> Recorded information

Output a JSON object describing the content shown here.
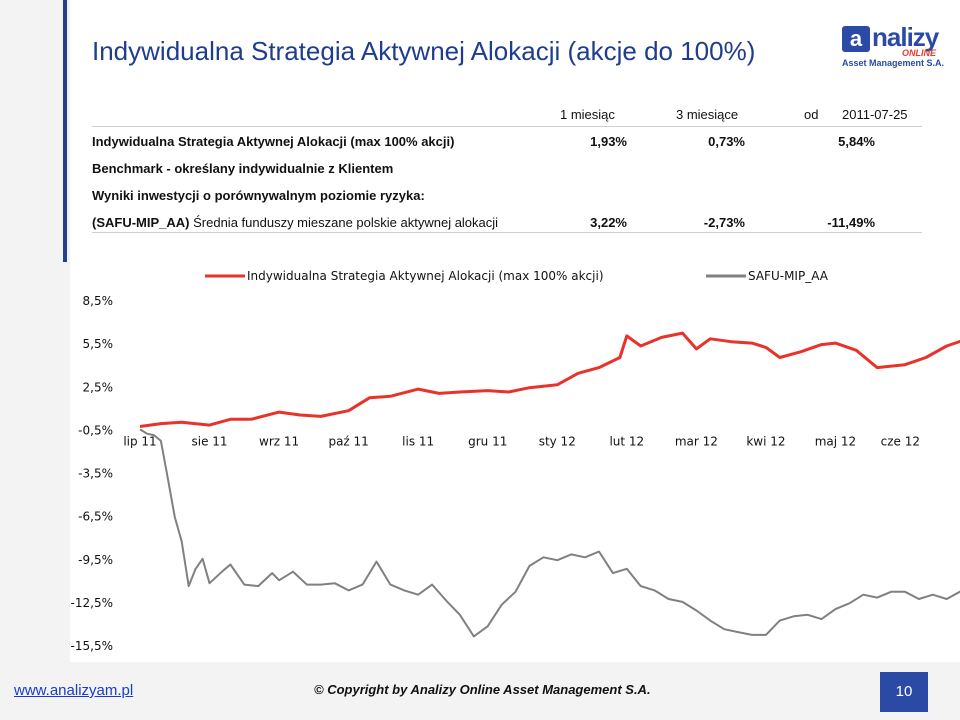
{
  "title": "Indywidualna Strategia Aktywnej Alokacji (akcje do 100%)",
  "logo": {
    "brand": "nalizy",
    "online": "ONLINE",
    "asset": "Asset Management S.A."
  },
  "returns_table": {
    "headers": [
      "1 miesiąc",
      "3 miesiące",
      "od",
      "2011-07-25"
    ],
    "rows": [
      {
        "label": "Indywidualna Strategia Aktywnej Alokacji (max 100% akcji)",
        "values": [
          "1,93%",
          "0,73%",
          "5,84%"
        ]
      },
      {
        "label": "Benchmark - określany indywidualnie z Klientem",
        "values": [
          "",
          "",
          ""
        ]
      },
      {
        "label": "Wyniki inwestycji o porównywalnym poziomie ryzyka:",
        "values": [
          "",
          "",
          ""
        ]
      },
      {
        "label_bold": "(SAFU-MIP_AA)",
        "label": " Średnia funduszy mieszane polskie aktywnej alokacji",
        "values": [
          "3,22%",
          "-2,73%",
          "-11,49%"
        ]
      }
    ]
  },
  "colors": {
    "strategy": "#e8322a",
    "safu": "#808080",
    "accent": "#243f8c"
  },
  "chart_data": {
    "type": "line",
    "x_categories": [
      "lip 11",
      "sie 11",
      "wrz 11",
      "paź 11",
      "lis 11",
      "gru 11",
      "sty 12",
      "lut 12",
      "mar 12",
      "kwi 12",
      "maj 12",
      "cze 12"
    ],
    "y_ticks": [
      "8,5%",
      "5,5%",
      "2,5%",
      "-0,5%",
      "-3,5%",
      "-6,5%",
      "-9,5%",
      "-12,5%",
      "-15,5%"
    ],
    "ylim": [
      -15.5,
      8.5
    ],
    "grid": false,
    "legend_position": "top",
    "series": [
      {
        "name": "Indywidualna Strategia Aktywnej Alokacji (max 100% akcji)",
        "color": "#e8322a",
        "x": [
          0,
          0.3,
          0.6,
          1.0,
          1.3,
          1.6,
          2.0,
          2.3,
          2.6,
          3.0,
          3.3,
          3.6,
          4.0,
          4.3,
          4.6,
          5.0,
          5.3,
          5.6,
          6.0,
          6.3,
          6.6,
          6.9,
          7.0,
          7.2,
          7.5,
          7.8,
          8.0,
          8.2,
          8.5,
          8.8,
          9.0,
          9.2,
          9.5,
          9.8,
          10.0,
          10.3,
          10.6,
          11.0,
          11.3,
          11.6,
          11.9
        ],
        "y": [
          -0.3,
          -0.1,
          0.0,
          -0.2,
          0.2,
          0.2,
          0.7,
          0.5,
          0.4,
          0.8,
          1.7,
          1.8,
          2.3,
          2.0,
          2.1,
          2.2,
          2.1,
          2.4,
          2.6,
          3.4,
          3.8,
          4.5,
          6.0,
          5.3,
          5.9,
          6.2,
          5.1,
          5.8,
          5.6,
          5.5,
          5.2,
          4.5,
          4.9,
          5.4,
          5.5,
          5.0,
          3.8,
          4.0,
          4.5,
          5.3,
          5.8
        ]
      },
      {
        "name": "SAFU-MIP_AA",
        "color": "#808080",
        "x": [
          0,
          0.1,
          0.2,
          0.3,
          0.4,
          0.5,
          0.6,
          0.7,
          0.8,
          0.9,
          1.0,
          1.2,
          1.3,
          1.5,
          1.7,
          1.9,
          2.0,
          2.2,
          2.4,
          2.6,
          2.8,
          3.0,
          3.2,
          3.4,
          3.6,
          3.8,
          4.0,
          4.2,
          4.4,
          4.6,
          4.8,
          5.0,
          5.2,
          5.4,
          5.6,
          5.8,
          6.0,
          6.2,
          6.4,
          6.6,
          6.8,
          7.0,
          7.2,
          7.4,
          7.6,
          7.8,
          8.0,
          8.2,
          8.4,
          8.6,
          8.8,
          9.0,
          9.2,
          9.4,
          9.6,
          9.8,
          10.0,
          10.2,
          10.4,
          10.6,
          10.8,
          11.0,
          11.2,
          11.4,
          11.6,
          11.9
        ],
        "y": [
          -0.5,
          -0.8,
          -0.9,
          -1.3,
          -3.9,
          -6.6,
          -8.3,
          -11.4,
          -10.2,
          -9.5,
          -11.2,
          -10.3,
          -9.9,
          -11.3,
          -11.4,
          -10.5,
          -11.0,
          -10.4,
          -11.3,
          -11.3,
          -11.2,
          -11.7,
          -11.3,
          -9.7,
          -11.3,
          -11.7,
          -12.0,
          -11.3,
          -12.4,
          -13.4,
          -14.9,
          -14.2,
          -12.7,
          -11.8,
          -10.0,
          -9.4,
          -9.6,
          -9.2,
          -9.4,
          -9.0,
          -10.5,
          -10.2,
          -11.4,
          -11.7,
          -12.3,
          -12.5,
          -13.1,
          -13.8,
          -14.4,
          -14.6,
          -14.8,
          -14.8,
          -13.8,
          -13.5,
          -13.4,
          -13.7,
          -13.0,
          -12.6,
          -12.0,
          -12.2,
          -11.8,
          -11.8,
          -12.3,
          -12.0,
          -12.3,
          -11.5
        ]
      }
    ]
  }
}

> Your goal
Reproduce the entries exactly. Do not carry over any picture.

> Correct output
Output a JSON object describing the content shown here.
{
  "title": "Indywidualna Strategia Aktywnej Alokacji (akcje do 100%)",
  "logo": {
    "brand": "nalizy",
    "online": "ONLINE",
    "asset": "Asset Management S.A."
  },
  "returns_table": {
    "headers": [
      "1 miesiąc",
      "3 miesiące",
      "od",
      "2011-07-25"
    ],
    "rows": [
      {
        "label": "Indywidualna Strategia Aktywnej Alokacji (max 100% akcji)",
        "values": [
          "1,93%",
          "0,73%",
          "5,84%"
        ]
      },
      {
        "label": "Benchmark - określany indywidualnie z Klientem",
        "values": [
          "",
          "",
          ""
        ]
      },
      {
        "label": "Wyniki inwestycji o porównywalnym poziomie ryzyka:",
        "values": [
          "",
          "",
          ""
        ]
      },
      {
        "label_bold": "(SAFU-MIP_AA)",
        "label": " Średnia funduszy mieszane polskie aktywnej alokacji",
        "values": [
          "3,22%",
          "-2,73%",
          "-11,49%"
        ]
      }
    ]
  },
  "colors": {
    "strategy": "#e8322a",
    "safu": "#808080",
    "accent": "#243f8c"
  },
  "chart_data": {
    "type": "line",
    "x_categories": [
      "lip 11",
      "sie 11",
      "wrz 11",
      "paź 11",
      "lis 11",
      "gru 11",
      "sty 12",
      "lut 12",
      "mar 12",
      "kwi 12",
      "maj 12",
      "cze 12"
    ],
    "y_ticks": [
      "8,5%",
      "5,5%",
      "2,5%",
      "-0,5%",
      "-3,5%",
      "-6,5%",
      "-9,5%",
      "-12,5%",
      "-15,5%"
    ],
    "ylim": [
      -15.5,
      8.5
    ],
    "grid": false,
    "legend_position": "top",
    "series": [
      {
        "name": "Indywidualna Strategia Aktywnej Alokacji (max 100% akcji)",
        "color": "#e8322a",
        "x": [
          0,
          0.3,
          0.6,
          1.0,
          1.3,
          1.6,
          2.0,
          2.3,
          2.6,
          3.0,
          3.3,
          3.6,
          4.0,
          4.3,
          4.6,
          5.0,
          5.3,
          5.6,
          6.0,
          6.3,
          6.6,
          6.9,
          7.0,
          7.2,
          7.5,
          7.8,
          8.0,
          8.2,
          8.5,
          8.8,
          9.0,
          9.2,
          9.5,
          9.8,
          10.0,
          10.3,
          10.6,
          11.0,
          11.3,
          11.6,
          11.9
        ],
        "y": [
          -0.3,
          -0.1,
          0.0,
          -0.2,
          0.2,
          0.2,
          0.7,
          0.5,
          0.4,
          0.8,
          1.7,
          1.8,
          2.3,
          2.0,
          2.1,
          2.2,
          2.1,
          2.4,
          2.6,
          3.4,
          3.8,
          4.5,
          6.0,
          5.3,
          5.9,
          6.2,
          5.1,
          5.8,
          5.6,
          5.5,
          5.2,
          4.5,
          4.9,
          5.4,
          5.5,
          5.0,
          3.8,
          4.0,
          4.5,
          5.3,
          5.8
        ]
      },
      {
        "name": "SAFU-MIP_AA",
        "color": "#808080",
        "x": [
          0,
          0.1,
          0.2,
          0.3,
          0.4,
          0.5,
          0.6,
          0.7,
          0.8,
          0.9,
          1.0,
          1.2,
          1.3,
          1.5,
          1.7,
          1.9,
          2.0,
          2.2,
          2.4,
          2.6,
          2.8,
          3.0,
          3.2,
          3.4,
          3.6,
          3.8,
          4.0,
          4.2,
          4.4,
          4.6,
          4.8,
          5.0,
          5.2,
          5.4,
          5.6,
          5.8,
          6.0,
          6.2,
          6.4,
          6.6,
          6.8,
          7.0,
          7.2,
          7.4,
          7.6,
          7.8,
          8.0,
          8.2,
          8.4,
          8.6,
          8.8,
          9.0,
          9.2,
          9.4,
          9.6,
          9.8,
          10.0,
          10.2,
          10.4,
          10.6,
          10.8,
          11.0,
          11.2,
          11.4,
          11.6,
          11.9
        ],
        "y": [
          -0.5,
          -0.8,
          -0.9,
          -1.3,
          -3.9,
          -6.6,
          -8.3,
          -11.4,
          -10.2,
          -9.5,
          -11.2,
          -10.3,
          -9.9,
          -11.3,
          -11.4,
          -10.5,
          -11.0,
          -10.4,
          -11.3,
          -11.3,
          -11.2,
          -11.7,
          -11.3,
          -9.7,
          -11.3,
          -11.7,
          -12.0,
          -11.3,
          -12.4,
          -13.4,
          -14.9,
          -14.2,
          -12.7,
          -11.8,
          -10.0,
          -9.4,
          -9.6,
          -9.2,
          -9.4,
          -9.0,
          -10.5,
          -10.2,
          -11.4,
          -11.7,
          -12.3,
          -12.5,
          -13.1,
          -13.8,
          -14.4,
          -14.6,
          -14.8,
          -14.8,
          -13.8,
          -13.5,
          -13.4,
          -13.7,
          -13.0,
          -12.6,
          -12.0,
          -12.2,
          -11.8,
          -11.8,
          -12.3,
          -12.0,
          -12.3,
          -11.5
        ]
      }
    ]
  }
}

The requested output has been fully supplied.